--- AIM ---
Quote the whole listing word for word. Do not include the pictures.

▼

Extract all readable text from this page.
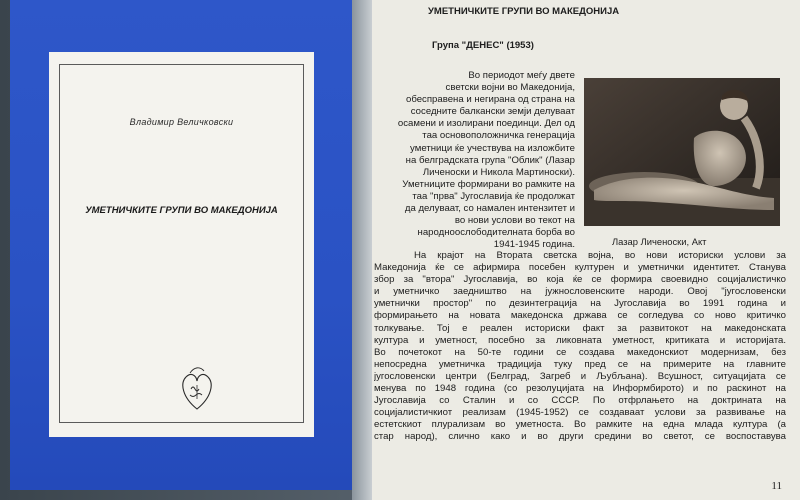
Владимир Величковски
УМЕТНИЧКИТЕ ГРУПИ ВО МАКЕДОНИЈА
УМЕТНИЧКИТЕ ГРУПИ ВО МАКЕДОНИЈА
Група "ДЕНЕС" (1953)
Во периодот меѓу двете
светски војни во Македонија,
обесправена и негирана од страна на
соседните балкански земји делуваат
осамени и изолирани поединци. Дел од
таа основоположничка генерација
уметници ќе учествува на изложбите
на белградската група "Облик" (Лазар
Личеноски и Никола Мартиноски).
Уметниците формирани во рамките на
таа "прва" Југославија ќе продолжат
да делуваат, со намален интензитет и
во нови услови во текот на
народноослободителната борба во
1941-1945 година.	Лазар Личеноски, Акт
На крајот на Втората светска војна, во нови историски услови за
Македонија ќе се афирмира посебен културен и уметнички идентитет. Станува
збор за "втора" Југославија, во која ќе се формира своевидно социјалистичко
и уметничко заедништво на јужнословенските народи. Овој "југословенски
уметнички простор" по дезинтеграција на Југославија во 1991 година и
формирањето на новата македонска држава се согледува со ново критичко
толкување. Тој е реален историски факт за развитокот на македонската
култура и уметност, посебно за ликовната уметност, критиката и историјата.
Во почетокот на 50-те години се создава македонскиот модернизам, без
непосредна уметничка традиција туку пред се на примерите на главните
југословенски центри (Белград, Загреб и Љубљана). Всушност, ситуацијата се
менува по 1948 година (со резолуцијата на Информбирото) и по раскинот на
Југославија со Сталин и со СССР. По отфрлањето на доктрината на
социјалистичкиот реализам (1945-1952) се создаваат услови за развивање на
естетскиот плурализам во уметноста. Во рамките на една млада култура (а
стар народ), слично како и во други средини во светот, се воспоставува
11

▲

--- RESULT ---
Extract all readable text from this page.
Владимир Величковски
УМЕТНИЧКИТЕ ГРУПИ ВО МАКЕДОНИЈА
УМЕТНИЧКИТЕ ГРУПИ ВО МАКЕДОНИЈА
Група "ДЕНЕС" (1953)
Во периодот меѓу двете
светски војни во Македонија,
обесправена и негирана од страна на
соседните балкански земји делуваат
осамени и изолирани поединци. Дел од
таа основоположничка генерација
уметници ќе учествува на изложбите
на белградската група "Облик" (Лазар
Личеноски и Никола Мартиноски).
Уметниците формирани во рамките на
таа "прва" Југославија ќе продолжат
да делуваат, со намален интензитет и
во нови услови во текот на
народноослободителната борба во
1941-1945 година.	Лазар Личеноски, Акт
На крајот на Втората светска војна, во нови историски услови за
Македонија ќе се афирмира посебен културен и уметнички идентитет. Станува
збор за "втора" Југославија, во која ќе се формира своевидно социјалистичко
и уметничко заедништво на јужнословенските народи. Овој "југословенски
уметнички простор" по дезинтеграција на Југославија во 1991 година и
формирањето на новата македонска држава се согледува со ново критичко
толкување. Тој е реален историски факт за развитокот на македонската
култура и уметност, посебно за ликовната уметност, критиката и историјата.
Во почетокот на 50-те години се создава македонскиот модернизам, без
непосредна уметничка традиција туку пред се на примерите на главните
југословенски центри (Белград, Загреб и Љубљана). Всушност, ситуацијата се
менува по 1948 година (со резолуцијата на Информбирото) и по раскинот на
Југославија со Сталин и со СССР. По отфрлањето на доктрината на
социјалистичкиот реализам (1945-1952) се создаваат услови за развивање на
естетскиот плурализам во уметноста. Во рамките на една млада култура (а
стар народ), слично како и во други средини во светот, се воспоставува
11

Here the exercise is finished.